> _What the task asks_
Restate the entries below word for word, omitting nothing.

# Input for this task start

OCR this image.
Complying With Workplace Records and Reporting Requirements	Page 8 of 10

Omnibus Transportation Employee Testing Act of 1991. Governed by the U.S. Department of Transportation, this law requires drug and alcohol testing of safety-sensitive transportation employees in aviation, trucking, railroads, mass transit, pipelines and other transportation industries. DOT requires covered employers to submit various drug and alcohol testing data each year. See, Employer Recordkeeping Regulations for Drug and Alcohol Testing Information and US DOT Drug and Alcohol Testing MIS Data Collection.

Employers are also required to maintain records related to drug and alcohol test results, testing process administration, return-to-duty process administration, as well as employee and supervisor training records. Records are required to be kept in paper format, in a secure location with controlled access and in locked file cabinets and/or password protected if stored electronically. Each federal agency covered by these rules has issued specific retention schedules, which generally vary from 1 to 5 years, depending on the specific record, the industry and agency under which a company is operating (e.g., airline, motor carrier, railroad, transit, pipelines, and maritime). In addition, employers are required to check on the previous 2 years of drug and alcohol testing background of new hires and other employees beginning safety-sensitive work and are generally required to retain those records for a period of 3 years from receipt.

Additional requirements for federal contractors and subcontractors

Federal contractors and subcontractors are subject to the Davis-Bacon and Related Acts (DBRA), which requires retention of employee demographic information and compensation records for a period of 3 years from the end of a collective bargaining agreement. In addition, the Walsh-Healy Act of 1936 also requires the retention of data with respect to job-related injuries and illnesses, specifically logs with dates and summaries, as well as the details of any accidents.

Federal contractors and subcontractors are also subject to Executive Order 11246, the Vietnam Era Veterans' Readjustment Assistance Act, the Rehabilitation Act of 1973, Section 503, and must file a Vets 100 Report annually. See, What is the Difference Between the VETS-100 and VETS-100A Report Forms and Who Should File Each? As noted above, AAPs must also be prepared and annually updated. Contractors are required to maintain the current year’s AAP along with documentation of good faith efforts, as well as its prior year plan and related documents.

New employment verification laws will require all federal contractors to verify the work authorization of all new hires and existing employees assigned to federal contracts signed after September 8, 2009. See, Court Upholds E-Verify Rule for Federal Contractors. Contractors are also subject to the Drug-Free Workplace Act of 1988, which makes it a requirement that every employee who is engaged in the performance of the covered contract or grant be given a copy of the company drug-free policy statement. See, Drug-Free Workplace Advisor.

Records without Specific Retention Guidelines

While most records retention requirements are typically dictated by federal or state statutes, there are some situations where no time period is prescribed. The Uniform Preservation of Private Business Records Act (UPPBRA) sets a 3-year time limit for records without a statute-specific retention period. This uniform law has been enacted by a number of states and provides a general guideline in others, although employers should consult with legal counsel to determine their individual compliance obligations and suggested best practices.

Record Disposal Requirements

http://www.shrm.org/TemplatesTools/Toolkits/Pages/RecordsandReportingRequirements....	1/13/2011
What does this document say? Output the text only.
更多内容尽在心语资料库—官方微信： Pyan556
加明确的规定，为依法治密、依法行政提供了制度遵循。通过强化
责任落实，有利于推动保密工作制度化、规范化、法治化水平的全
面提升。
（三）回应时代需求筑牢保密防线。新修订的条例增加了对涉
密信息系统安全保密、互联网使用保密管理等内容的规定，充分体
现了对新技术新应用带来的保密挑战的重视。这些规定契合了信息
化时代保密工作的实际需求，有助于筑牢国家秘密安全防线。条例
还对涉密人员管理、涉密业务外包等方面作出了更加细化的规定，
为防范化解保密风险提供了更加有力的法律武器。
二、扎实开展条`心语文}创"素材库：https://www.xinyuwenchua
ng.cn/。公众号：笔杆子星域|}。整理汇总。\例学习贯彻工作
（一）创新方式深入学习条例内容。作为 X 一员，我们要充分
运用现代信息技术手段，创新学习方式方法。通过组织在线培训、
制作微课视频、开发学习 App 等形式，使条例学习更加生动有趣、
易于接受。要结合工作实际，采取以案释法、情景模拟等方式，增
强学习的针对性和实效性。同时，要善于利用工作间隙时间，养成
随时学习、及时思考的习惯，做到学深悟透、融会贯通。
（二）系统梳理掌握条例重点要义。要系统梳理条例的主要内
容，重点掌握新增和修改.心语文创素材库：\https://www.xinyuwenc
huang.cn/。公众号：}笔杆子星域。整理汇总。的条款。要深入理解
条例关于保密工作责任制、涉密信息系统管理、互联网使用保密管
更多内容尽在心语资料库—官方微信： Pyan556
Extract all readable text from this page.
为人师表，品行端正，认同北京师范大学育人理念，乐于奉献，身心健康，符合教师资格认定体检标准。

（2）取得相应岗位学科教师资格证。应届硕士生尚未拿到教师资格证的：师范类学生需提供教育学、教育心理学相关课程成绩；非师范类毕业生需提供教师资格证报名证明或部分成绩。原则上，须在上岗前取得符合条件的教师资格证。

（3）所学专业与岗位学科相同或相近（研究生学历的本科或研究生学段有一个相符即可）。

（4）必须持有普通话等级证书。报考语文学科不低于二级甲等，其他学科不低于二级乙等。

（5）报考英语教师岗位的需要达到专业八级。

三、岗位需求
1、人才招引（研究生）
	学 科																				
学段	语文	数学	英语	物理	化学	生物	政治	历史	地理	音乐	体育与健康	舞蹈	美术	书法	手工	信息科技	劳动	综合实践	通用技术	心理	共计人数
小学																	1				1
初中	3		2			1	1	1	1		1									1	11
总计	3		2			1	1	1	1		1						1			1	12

# Input for this task end

> _Full output_
OCR this image.
Complying With Workplace Records and Reporting Requirements	Page 8 of 10

Omnibus Transportation Employee Testing Act of 1991. Governed by the U.S. Department of Transportation, this law requires drug and alcohol testing of safety-sensitive transportation employees in aviation, trucking, railroads, mass transit, pipelines and other transportation industries. DOT requires covered employers to submit various drug and alcohol testing data each year. See, Employer Recordkeeping Regulations for Drug and Alcohol Testing Information and US DOT Drug and Alcohol Testing MIS Data Collection.

Employers are also required to maintain records related to drug and alcohol test results, testing process administration, return-to-duty process administration, as well as employee and supervisor training records. Records are required to be kept in paper format, in a secure location with controlled access and in locked file cabinets and/or password protected if stored electronically. Each federal agency covered by these rules has issued specific retention schedules, which generally vary from 1 to 5 years, depending on the specific record, the industry and agency under which a company is operating (e.g., airline, motor carrier, railroad, transit, pipelines, and maritime). In addition, employers are required to check on the previous 2 years of drug and alcohol testing background of new hires and other employees beginning safety-sensitive work and are generally required to retain those records for a period of 3 years from receipt.

Additional requirements for federal contractors and subcontractors

Federal contractors and subcontractors are subject to the Davis-Bacon and Related Acts (DBRA), which requires retention of employee demographic information and compensation records for a period of 3 years from the end of a collective bargaining agreement. In addition, the Walsh-Healy Act of 1936 also requires the retention of data with respect to job-related injuries and illnesses, specifically logs with dates and summaries, as well as the details of any accidents.

Federal contractors and subcontractors are also subject to Executive Order 11246, the Vietnam Era Veterans' Readjustment Assistance Act, the Rehabilitation Act of 1973, Section 503, and must file a Vets 100 Report annually. See, What is the Difference Between the VETS-100 and VETS-100A Report Forms and Who Should File Each? As noted above, AAPs must also be prepared and annually updated. Contractors are required to maintain the current year’s AAP along with documentation of good faith efforts, as well as its prior year plan and related documents.

New employment verification laws will require all federal contractors to verify the work authorization of all new hires and existing employees assigned to federal contracts signed after September 8, 2009. See, Court Upholds E-Verify Rule for Federal Contractors. Contractors are also subject to the Drug-Free Workplace Act of 1988, which makes it a requirement that every employee who is engaged in the performance of the covered contract or grant be given a copy of the company drug-free policy statement. See, Drug-Free Workplace Advisor.

Records without Specific Retention Guidelines

While most records retention requirements are typically dictated by federal or state statutes, there are some situations where no time period is prescribed. The Uniform Preservation of Private Business Records Act (UPPBRA) sets a 3-year time limit for records without a statute-specific retention period. This uniform law has been enacted by a number of states and provides a general guideline in others, although employers should consult with legal counsel to determine their individual compliance obligations and suggested best practices.

Record Disposal Requirements

http://www.shrm.org/TemplatesTools/Toolkits/Pages/RecordsandReportingRequirements....	1/13/2011
What does this document say? Output the text only.
更多内容尽在心语资料库—官方微信： Pyan556
加明确的规定，为依法治密、依法行政提供了制度遵循。通过强化
责任落实，有利于推动保密工作制度化、规范化、法治化水平的全
面提升。
（三）回应时代需求筑牢保密防线。新修订的条例增加了对涉
密信息系统安全保密、互联网使用保密管理等内容的规定，充分体
现了对新技术新应用带来的保密挑战的重视。这些规定契合了信息
化时代保密工作的实际需求，有助于筑牢国家秘密安全防线。条例
还对涉密人员管理、涉密业务外包等方面作出了更加细化的规定，
为防范化解保密风险提供了更加有力的法律武器。
二、扎实开展条`心语文}创"素材库：https://www.xinyuwenchua
ng.cn/。公众号：笔杆子星域|}。整理汇总。\例学习贯彻工作
（一）创新方式深入学习条例内容。作为 X 一员，我们要充分
运用现代信息技术手段，创新学习方式方法。通过组织在线培训、
制作微课视频、开发学习 App 等形式，使条例学习更加生动有趣、
易于接受。要结合工作实际，采取以案释法、情景模拟等方式，增
强学习的针对性和实效性。同时，要善于利用工作间隙时间，养成
随时学习、及时思考的习惯，做到学深悟透、融会贯通。
（二）系统梳理掌握条例重点要义。要系统梳理条例的主要内
容，重点掌握新增和修改.心语文创素材库：\https://www.xinyuwenc
huang.cn/。公众号：}笔杆子星域。整理汇总。的条款。要深入理解
条例关于保密工作责任制、涉密信息系统管理、互联网使用保密管
更多内容尽在心语资料库—官方微信： Pyan556
Extract all readable text from this page.
为人师表，品行端正，认同北京师范大学育人理念，乐于奉献，身心健康，符合教师资格认定体检标准。

（2）取得相应岗位学科教师资格证。应届硕士生尚未拿到教师资格证的：师范类学生需提供教育学、教育心理学相关课程成绩；非师范类毕业生需提供教师资格证报名证明或部分成绩。原则上，须在上岗前取得符合条件的教师资格证。

（3）所学专业与岗位学科相同或相近（研究生学历的本科或研究生学段有一个相符即可）。

（4）必须持有普通话等级证书。报考语文学科不低于二级甲等，其他学科不低于二级乙等。

（5）报考英语教师岗位的需要达到专业八级。

三、岗位需求
1、人才招引（研究生）
	学 科																				
学段	语文	数学	英语	物理	化学	生物	政治	历史	地理	音乐	体育与健康	舞蹈	美术	书法	手工	信息科技	劳动	综合实践	通用技术	心理	共计人数
小学																	1				1
初中	3		2			1	1	1	1		1									1	11
总计	3		2			1	1	1	1		1						1			1	12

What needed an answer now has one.